ALTER TABLE reference DISABLE TRIGGER ALL;
DELETE FROM reference WHERE refered_id > 1;
ALTER TABLE reference ENABLE TRIGGER ALL;
Solution is working in version 9.3.16. In my case time went from 45 minutes to 14 seconds executing DELETE operations.
As stated in the comments section by #amphetamachine, you will need to have admin privileges to the tables to perform this task.
If you try DISABLE TRIGGER ALL and get an error like permission denied: "RI_ConstraintTrigger_a_16428" is a system trigger (I got this on Amazon RDS), try this:
set session_replication_role to replica;
If this succeeds, all triggers that underlie table constraints will be disabled. Now it's up to you to make sure your changes leave the DB in a consistent state!
Then when you are done, reenable triggers & constraints for your session with:
set session_replication_role to default;
(This answer assumes your intent is to delete all of the rows of these tables, not just a selection.)

- RECORDS -

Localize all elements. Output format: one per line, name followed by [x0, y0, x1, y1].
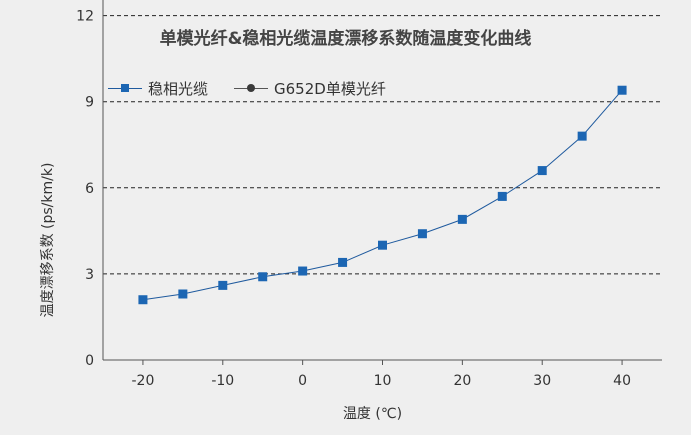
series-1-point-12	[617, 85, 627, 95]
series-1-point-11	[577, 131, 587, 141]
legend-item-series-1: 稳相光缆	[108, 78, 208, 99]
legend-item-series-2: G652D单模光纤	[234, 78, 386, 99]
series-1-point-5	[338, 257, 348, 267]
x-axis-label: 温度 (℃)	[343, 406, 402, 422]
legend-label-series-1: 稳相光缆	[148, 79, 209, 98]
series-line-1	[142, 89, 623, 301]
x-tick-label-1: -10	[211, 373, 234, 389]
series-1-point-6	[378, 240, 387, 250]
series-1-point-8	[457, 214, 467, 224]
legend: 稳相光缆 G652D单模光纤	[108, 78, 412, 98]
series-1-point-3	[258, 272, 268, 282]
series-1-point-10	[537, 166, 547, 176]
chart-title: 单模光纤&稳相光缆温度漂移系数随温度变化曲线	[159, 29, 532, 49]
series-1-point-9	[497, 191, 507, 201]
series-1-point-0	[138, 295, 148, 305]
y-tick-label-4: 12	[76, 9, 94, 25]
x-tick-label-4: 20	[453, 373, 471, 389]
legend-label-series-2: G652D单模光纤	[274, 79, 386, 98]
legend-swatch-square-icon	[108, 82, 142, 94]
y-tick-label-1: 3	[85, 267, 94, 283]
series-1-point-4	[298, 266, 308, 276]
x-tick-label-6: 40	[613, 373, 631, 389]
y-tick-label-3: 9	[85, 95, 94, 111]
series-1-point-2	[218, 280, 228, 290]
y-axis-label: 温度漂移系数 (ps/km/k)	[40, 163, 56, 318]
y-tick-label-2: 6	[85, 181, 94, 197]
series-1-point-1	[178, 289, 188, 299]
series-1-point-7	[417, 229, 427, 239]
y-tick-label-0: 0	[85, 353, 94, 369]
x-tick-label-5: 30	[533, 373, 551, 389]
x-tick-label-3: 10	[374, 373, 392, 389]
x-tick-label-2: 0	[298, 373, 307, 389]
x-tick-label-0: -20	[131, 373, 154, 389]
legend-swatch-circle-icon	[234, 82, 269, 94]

- ACTIONS TO TAKE -
1. Reproduce the stretch of the trigger-disabling passage from "If you try DISABLE" through "a consistent state!".
2. Answer these questions from the trigger-disabling passage:
(a) In which version is the solution said to work?
(b) On what platform did the permission-denied error occur?
(c) Which command reenables triggers and constraints for the session?
The data is not required for any of the tasks.

- SET OF ANSWERS -
1.
If you try DISABLE TRIGGER ALL and get an error like permission denied: "RI_ConstraintTrigger_a_16428" is a system trigger (I got this on Amazon RDS), try this:
set session_replication_role to replica;
If this succeeds, all triggers that underlie table constraints will be disabled. Now it's up to you to make sure your changes leave the DB in a consistent state!

2.
(a) Version 9.3.16.
(b) Amazon RDS.
(c) set session_replication_role to default;